● **Source passage**:
------------------------------------------------

SongWriter Season 5 Continues with Jean Hanff Korelitz and Warren Zanes
Photos by Michael Avedon & Piero Zanes FineSongWriter is a podcast that turns stories into songs, featuring Questlove, David Gilmour, Joyce Carol Oates, Steve Earle, Amanda Shires, Susan Orlean and Neil Gaiman. You can hear an exclusive preview of next week’s episode featuring Jean Hanff Korelitz and Warren Zanes only at Paste.
Author Jean Hanff Korelitz is not convinced that film adaptations are sufficient evidence of a book’s success. Though adaptations of her own work star Hugh Grant, Tina Fey, and Nicole Kidman, Jean is quick to point out that even after this a first draft of her latest novel, The Latecomer, was soundly rejected by her publisher.
Which isn’t to say she, and her fellow writers, don’t care.
“We all care about it enormously; if we say we don’t care, we’re lying,” Jean says. “But there have been so many great adaptations of not-so-great books, and there have been fantastic books that just didn’t work on screen.”
The Latecomer was eventually snapped up by a new publisher, and went on to become a bestseller that – you guessed it – will soon be adapted into a television series. A rambling, multi-generational portrait of a family coping with trauma and riven by secrets, Jean recounts that the book was influenced by the writing of John Irving.

------------------------------------------------

● **Required work**:
#1 Using the source passage on the SongWriter episode, explain in one to three sentences why Jean Hanff Korelitz doubts that film adaptations prove a book's success.
#2 Update the source passage on the SongWriter episode, starting at "Author Jean Hanff" and ending at "by her publisher.", so that "publisher" is replaced with "editor".

● **Record extracts**:
------------------------------------------------

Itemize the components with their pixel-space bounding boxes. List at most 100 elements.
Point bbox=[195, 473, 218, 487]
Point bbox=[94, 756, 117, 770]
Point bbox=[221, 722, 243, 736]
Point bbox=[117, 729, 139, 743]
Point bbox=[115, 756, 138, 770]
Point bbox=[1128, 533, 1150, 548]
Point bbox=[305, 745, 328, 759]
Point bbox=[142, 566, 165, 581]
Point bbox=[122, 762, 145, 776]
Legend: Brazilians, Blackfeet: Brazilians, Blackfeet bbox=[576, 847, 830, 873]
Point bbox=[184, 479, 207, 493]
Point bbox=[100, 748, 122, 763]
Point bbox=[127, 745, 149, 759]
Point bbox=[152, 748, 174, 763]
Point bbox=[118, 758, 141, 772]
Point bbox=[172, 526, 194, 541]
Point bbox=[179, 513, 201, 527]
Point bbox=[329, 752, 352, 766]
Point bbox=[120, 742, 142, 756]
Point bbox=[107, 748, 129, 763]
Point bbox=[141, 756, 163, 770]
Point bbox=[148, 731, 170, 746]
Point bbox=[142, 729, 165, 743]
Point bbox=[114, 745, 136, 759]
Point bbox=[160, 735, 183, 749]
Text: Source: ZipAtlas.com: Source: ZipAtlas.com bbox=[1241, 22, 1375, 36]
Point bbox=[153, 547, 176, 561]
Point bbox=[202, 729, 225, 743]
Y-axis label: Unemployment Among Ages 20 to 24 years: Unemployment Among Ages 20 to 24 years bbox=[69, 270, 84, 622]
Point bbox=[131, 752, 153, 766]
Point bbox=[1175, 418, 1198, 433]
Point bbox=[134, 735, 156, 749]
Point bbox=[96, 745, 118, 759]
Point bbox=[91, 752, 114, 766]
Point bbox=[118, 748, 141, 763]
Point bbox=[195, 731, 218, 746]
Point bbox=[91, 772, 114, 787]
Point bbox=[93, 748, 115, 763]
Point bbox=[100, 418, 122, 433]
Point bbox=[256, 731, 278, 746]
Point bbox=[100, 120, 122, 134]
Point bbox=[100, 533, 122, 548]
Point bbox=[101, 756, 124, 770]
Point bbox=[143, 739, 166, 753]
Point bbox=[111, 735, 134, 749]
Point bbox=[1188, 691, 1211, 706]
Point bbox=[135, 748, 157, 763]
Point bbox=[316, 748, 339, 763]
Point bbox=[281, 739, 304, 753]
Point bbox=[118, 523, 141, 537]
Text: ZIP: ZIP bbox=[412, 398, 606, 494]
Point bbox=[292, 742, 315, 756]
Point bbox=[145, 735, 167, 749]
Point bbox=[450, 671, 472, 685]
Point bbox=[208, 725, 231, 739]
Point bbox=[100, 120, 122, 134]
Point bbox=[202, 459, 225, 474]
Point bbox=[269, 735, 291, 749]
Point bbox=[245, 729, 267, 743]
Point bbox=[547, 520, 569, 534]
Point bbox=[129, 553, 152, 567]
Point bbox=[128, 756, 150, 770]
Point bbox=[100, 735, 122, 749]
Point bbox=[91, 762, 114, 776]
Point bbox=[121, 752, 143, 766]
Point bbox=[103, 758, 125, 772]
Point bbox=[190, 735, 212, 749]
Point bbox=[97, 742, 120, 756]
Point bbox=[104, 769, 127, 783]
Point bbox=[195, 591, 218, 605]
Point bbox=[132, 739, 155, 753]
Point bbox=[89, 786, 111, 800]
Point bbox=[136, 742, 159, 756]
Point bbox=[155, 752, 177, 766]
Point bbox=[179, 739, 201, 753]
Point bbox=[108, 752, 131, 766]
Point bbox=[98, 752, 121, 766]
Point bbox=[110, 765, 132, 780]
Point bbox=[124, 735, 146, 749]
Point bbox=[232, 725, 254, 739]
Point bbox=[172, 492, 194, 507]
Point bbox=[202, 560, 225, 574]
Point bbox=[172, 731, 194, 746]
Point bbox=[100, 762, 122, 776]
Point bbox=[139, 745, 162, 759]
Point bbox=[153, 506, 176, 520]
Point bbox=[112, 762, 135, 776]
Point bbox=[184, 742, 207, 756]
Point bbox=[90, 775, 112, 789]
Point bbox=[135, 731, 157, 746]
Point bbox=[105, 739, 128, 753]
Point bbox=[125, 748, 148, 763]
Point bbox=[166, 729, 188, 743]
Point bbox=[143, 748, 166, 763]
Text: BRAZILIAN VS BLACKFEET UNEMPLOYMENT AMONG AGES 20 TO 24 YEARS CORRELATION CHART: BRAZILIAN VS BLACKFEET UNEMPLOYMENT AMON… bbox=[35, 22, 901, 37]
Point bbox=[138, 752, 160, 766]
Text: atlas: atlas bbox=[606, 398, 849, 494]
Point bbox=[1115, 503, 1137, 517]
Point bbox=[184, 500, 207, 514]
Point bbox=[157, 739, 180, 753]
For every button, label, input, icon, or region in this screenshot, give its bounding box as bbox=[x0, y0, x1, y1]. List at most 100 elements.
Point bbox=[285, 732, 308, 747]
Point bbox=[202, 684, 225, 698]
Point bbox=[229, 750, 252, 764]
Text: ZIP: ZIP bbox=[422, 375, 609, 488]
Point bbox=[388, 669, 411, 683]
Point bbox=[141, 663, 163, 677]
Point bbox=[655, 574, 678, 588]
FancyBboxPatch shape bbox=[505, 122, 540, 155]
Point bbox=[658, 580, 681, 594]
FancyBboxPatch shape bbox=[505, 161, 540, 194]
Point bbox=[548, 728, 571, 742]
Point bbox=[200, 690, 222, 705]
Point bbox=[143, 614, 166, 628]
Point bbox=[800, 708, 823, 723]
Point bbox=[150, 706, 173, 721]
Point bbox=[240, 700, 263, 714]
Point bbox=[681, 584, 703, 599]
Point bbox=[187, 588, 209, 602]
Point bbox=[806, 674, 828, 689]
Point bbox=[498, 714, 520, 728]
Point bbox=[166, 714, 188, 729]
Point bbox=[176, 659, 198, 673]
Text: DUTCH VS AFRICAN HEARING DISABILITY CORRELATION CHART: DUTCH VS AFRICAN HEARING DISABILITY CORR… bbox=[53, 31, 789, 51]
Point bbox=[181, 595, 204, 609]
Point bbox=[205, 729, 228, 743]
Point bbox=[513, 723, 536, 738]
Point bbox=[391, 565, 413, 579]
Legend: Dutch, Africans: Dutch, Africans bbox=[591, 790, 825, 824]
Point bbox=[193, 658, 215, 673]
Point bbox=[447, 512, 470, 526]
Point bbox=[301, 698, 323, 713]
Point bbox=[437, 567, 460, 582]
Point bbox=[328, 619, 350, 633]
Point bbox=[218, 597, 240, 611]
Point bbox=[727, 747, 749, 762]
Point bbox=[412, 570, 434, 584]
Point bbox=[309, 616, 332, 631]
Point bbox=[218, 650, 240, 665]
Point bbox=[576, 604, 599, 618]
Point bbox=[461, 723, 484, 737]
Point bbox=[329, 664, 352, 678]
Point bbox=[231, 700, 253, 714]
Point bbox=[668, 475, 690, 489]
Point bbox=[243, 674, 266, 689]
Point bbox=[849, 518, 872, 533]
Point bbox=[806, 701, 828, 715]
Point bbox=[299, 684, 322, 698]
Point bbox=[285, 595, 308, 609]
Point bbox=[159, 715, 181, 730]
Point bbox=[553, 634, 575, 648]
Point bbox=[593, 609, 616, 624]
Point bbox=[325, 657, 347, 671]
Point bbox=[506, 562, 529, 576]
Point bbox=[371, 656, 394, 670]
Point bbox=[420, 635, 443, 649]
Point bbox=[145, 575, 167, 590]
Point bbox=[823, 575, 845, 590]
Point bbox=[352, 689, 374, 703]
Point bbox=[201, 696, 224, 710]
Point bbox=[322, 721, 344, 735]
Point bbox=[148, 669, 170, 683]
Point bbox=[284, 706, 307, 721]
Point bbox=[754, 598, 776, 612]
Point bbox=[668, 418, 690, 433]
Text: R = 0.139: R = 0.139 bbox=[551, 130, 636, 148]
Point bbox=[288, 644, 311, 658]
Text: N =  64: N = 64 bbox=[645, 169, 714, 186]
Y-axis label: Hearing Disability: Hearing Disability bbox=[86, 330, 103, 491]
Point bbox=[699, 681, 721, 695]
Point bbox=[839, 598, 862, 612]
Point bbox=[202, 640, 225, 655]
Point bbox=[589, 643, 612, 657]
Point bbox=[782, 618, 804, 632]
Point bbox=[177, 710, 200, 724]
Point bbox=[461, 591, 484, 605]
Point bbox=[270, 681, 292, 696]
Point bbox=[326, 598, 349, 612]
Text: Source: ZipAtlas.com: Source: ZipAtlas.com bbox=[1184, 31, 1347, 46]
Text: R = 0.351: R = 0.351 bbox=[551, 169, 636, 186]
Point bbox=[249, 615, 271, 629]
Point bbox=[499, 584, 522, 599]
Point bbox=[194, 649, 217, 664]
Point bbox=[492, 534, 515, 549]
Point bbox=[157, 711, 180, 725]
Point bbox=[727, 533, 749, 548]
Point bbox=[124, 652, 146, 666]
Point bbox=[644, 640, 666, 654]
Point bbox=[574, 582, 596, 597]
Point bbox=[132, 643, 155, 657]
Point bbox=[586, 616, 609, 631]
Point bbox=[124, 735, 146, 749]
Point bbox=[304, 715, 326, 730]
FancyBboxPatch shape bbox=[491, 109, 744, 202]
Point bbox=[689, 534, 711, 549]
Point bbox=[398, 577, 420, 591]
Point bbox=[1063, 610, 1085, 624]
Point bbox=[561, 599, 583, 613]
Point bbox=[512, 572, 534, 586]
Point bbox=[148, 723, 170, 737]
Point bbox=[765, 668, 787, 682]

------------------------------------------------

● **Answers for each item**:
#1 Even though adaptations of her work star Hugh Grant, Tina Fey, and Nicole Kidman, her publisher still soundly rejected a first draft of her latest novel, The Latecomer. She also says there have been many great adaptations of not-so-great books, and fantastic books that didn't work on screen.

#2
Author Jean Hanff Korelitz is not convinced that film adaptations are sufficient evidence of a book’s success. Though adaptations of her own work star Hugh Grant, Tina Fey, and Nicole Kidman, Jean is quick to point out that even after this a first draft of her latest novel, The Latecomer, was soundly rejected by her editor.